Each line containing the word "true" must be reported.

- TASK INPUT
## start
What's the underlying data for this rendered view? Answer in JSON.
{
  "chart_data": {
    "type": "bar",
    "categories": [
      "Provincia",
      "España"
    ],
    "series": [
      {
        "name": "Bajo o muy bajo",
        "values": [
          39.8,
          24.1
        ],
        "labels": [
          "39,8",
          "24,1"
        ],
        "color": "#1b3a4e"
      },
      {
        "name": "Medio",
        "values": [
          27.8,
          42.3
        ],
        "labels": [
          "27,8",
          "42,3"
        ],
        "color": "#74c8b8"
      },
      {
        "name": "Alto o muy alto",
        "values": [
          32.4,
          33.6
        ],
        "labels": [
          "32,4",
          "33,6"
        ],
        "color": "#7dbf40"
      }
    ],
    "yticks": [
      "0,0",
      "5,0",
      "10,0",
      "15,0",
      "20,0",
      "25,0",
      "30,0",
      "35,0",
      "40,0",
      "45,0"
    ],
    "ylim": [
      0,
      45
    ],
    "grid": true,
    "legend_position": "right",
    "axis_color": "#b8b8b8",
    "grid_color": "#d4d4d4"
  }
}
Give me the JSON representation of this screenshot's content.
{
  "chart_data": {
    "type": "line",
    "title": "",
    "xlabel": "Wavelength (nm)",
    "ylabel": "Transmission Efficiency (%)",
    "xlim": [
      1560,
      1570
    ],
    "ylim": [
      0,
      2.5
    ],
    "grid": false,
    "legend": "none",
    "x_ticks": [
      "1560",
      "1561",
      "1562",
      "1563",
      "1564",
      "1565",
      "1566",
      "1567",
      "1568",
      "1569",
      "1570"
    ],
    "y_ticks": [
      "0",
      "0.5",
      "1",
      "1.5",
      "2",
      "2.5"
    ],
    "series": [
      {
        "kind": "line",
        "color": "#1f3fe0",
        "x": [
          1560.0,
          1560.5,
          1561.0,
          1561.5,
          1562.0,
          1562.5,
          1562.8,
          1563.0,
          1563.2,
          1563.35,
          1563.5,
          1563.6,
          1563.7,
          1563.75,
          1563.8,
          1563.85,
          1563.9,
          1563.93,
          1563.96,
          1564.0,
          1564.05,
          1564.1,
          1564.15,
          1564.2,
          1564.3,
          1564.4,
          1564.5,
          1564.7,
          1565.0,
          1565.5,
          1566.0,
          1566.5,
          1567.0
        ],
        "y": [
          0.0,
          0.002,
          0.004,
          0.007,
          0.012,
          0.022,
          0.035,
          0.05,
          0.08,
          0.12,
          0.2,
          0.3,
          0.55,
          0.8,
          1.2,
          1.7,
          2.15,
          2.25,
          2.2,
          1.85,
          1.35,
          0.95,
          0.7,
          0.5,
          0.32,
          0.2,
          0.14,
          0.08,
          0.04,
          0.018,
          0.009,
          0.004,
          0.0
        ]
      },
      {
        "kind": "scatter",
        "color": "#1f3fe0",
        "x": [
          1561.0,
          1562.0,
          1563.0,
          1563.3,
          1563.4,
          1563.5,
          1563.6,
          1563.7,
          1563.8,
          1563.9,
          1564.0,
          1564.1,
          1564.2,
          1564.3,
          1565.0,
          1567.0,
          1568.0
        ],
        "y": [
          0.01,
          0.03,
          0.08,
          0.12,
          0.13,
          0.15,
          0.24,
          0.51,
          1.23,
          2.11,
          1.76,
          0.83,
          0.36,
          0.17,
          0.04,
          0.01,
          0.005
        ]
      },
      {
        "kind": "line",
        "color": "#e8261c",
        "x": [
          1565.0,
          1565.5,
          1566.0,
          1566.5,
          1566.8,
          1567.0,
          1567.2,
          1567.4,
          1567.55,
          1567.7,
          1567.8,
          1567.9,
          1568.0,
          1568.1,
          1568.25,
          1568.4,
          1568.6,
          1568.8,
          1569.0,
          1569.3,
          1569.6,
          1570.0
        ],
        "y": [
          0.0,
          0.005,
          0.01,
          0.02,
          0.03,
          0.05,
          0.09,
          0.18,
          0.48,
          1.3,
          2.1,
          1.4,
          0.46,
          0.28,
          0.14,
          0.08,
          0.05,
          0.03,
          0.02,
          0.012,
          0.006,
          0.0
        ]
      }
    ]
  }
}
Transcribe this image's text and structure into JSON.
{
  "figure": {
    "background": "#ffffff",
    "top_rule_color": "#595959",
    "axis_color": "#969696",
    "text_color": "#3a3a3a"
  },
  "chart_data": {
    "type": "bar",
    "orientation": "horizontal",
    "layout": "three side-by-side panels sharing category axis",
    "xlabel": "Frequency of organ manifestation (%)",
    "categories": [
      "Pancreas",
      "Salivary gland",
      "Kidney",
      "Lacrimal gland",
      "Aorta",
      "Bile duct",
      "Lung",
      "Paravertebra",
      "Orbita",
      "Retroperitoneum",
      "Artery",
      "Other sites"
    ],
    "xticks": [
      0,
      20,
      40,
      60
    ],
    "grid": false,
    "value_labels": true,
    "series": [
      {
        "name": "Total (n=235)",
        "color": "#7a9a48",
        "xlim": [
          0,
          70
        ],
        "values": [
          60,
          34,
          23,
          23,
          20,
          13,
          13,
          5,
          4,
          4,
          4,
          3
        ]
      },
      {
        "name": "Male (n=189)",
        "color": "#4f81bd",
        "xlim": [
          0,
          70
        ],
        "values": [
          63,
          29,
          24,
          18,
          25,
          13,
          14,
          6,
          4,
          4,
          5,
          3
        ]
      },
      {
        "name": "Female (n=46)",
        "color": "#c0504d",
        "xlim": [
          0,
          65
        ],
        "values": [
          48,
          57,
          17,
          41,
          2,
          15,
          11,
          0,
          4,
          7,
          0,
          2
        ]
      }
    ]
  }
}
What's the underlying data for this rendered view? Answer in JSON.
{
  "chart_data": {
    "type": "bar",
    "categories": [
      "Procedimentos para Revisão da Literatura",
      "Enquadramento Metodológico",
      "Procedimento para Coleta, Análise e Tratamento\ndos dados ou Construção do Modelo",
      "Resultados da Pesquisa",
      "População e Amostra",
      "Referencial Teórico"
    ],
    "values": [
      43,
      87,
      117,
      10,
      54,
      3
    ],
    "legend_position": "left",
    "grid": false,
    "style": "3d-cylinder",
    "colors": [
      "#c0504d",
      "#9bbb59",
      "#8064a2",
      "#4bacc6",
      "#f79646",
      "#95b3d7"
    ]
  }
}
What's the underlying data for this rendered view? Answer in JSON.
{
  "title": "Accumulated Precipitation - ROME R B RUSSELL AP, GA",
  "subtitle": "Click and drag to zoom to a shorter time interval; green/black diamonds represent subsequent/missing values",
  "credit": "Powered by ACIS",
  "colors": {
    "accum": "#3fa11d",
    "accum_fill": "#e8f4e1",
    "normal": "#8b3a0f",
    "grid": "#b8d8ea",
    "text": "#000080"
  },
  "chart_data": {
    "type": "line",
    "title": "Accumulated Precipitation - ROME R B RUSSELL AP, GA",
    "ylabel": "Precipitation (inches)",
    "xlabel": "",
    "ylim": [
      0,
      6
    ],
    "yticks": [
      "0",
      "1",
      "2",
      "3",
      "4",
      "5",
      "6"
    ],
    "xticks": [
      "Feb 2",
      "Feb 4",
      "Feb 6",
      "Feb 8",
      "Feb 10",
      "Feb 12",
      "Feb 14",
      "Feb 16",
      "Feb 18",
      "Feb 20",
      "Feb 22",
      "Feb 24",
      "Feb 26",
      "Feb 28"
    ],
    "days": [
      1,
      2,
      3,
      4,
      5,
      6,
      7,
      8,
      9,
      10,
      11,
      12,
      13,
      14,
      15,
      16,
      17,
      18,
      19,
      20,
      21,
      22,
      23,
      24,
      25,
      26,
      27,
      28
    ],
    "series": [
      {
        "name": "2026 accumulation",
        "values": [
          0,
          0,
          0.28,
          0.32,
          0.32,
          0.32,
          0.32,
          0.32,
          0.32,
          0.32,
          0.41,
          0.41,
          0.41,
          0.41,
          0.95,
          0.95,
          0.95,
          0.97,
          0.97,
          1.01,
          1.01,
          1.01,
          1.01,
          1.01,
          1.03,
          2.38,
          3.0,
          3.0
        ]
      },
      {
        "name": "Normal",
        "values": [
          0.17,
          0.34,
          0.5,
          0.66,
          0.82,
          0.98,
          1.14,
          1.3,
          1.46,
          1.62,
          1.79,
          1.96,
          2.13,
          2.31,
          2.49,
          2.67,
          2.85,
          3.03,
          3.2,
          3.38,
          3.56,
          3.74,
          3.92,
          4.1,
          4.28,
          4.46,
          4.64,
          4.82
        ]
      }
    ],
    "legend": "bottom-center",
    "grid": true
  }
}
## end
- SOLVED PROBLEM
    "grid": true,
    "value_labels": true,
    "grid": true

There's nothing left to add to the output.